#### Stated exercise
Pick out each line containing the string "image" and copy it.

#### Provided data
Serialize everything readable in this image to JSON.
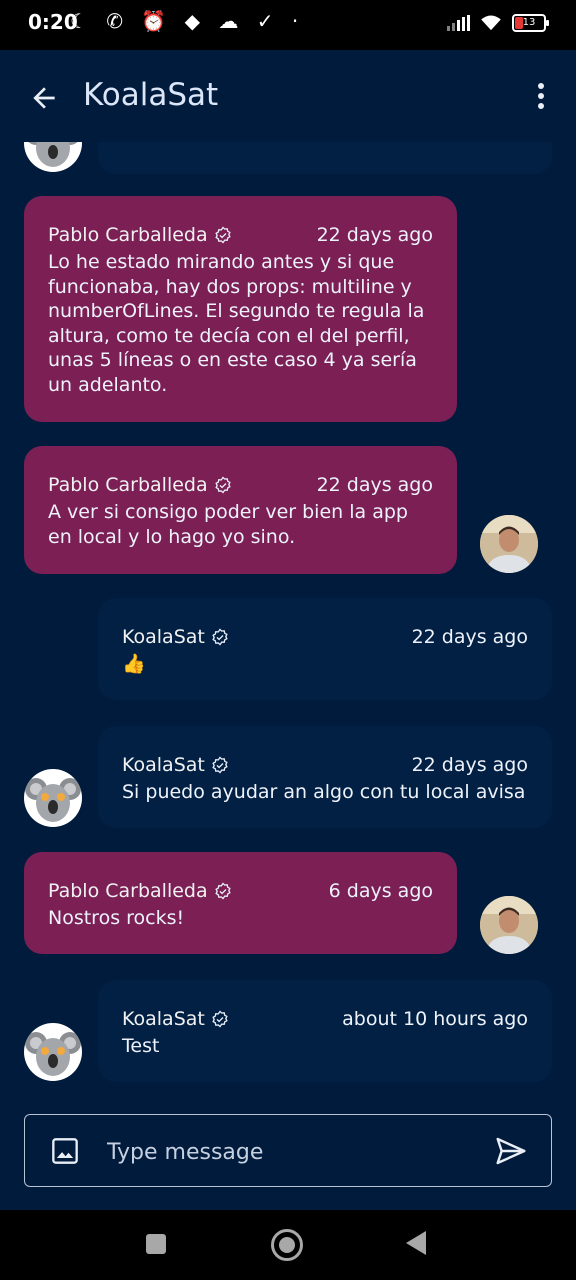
{
  "status_bar": {
    "time": "0:20",
    "battery": "13"
  },
  "app_bar": {
    "title": "KoalaSat"
  },
  "messages": [
    {
      "author": "Pablo Carballeda",
      "time": "22 days ago",
      "text": "Lo he estado mirando antes y si que funcionaba, hay dos props: multiline y numberOfLines. El segundo te regula la altura, como te decía con el del perfil, unas 5 líneas o en este caso 4 ya sería un adelanto."
    },
    {
      "author": "Pablo Carballeda",
      "time": "22 days ago",
      "text": "A ver si consigo poder ver bien la app en local y lo hago yo sino."
    },
    {
      "author": "KoalaSat",
      "time": "22 days ago",
      "text": "👍"
    },
    {
      "author": "KoalaSat",
      "time": "22 days ago",
      "text": "Si puedo ayudar an algo con tu local avisa"
    },
    {
      "author": "Pablo Carballeda",
      "time": "6 days ago",
      "text": "Nostros rocks!"
    },
    {
      "author": "KoalaSat",
      "time": "about 10 hours ago",
      "text": "Test"
    }
  ],
  "composer": {
    "placeholder": "Type message"
  },
  "colors": {
    "background": "#011b3c",
    "mine_bubble": "#022044",
    "their_bubble": "#7b1f55"
  },
  "icons": {
    "back": "arrow-left",
    "menu": "more-vertical",
    "image": "image",
    "send": "send",
    "verified": "verified-badge"
  }
}
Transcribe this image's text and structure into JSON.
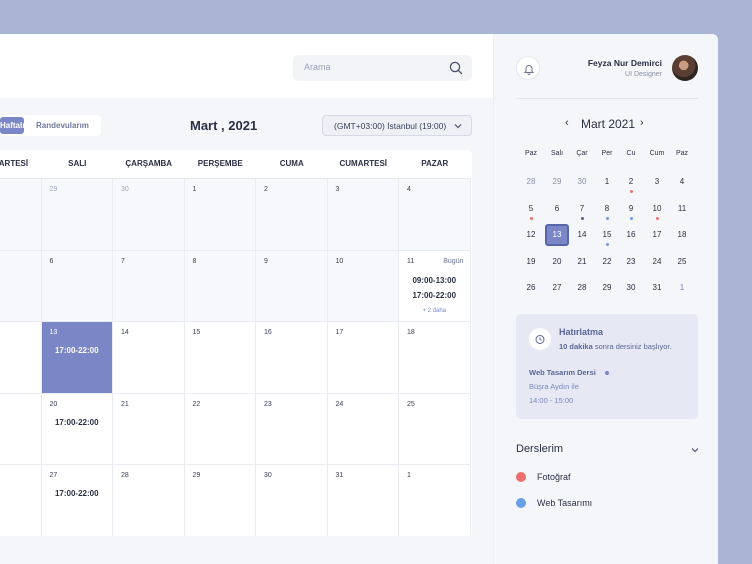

#### Response
Serialize everything readable in this image to JSON.
    "image": "image",
Transcribe this image's text and structure into JSON.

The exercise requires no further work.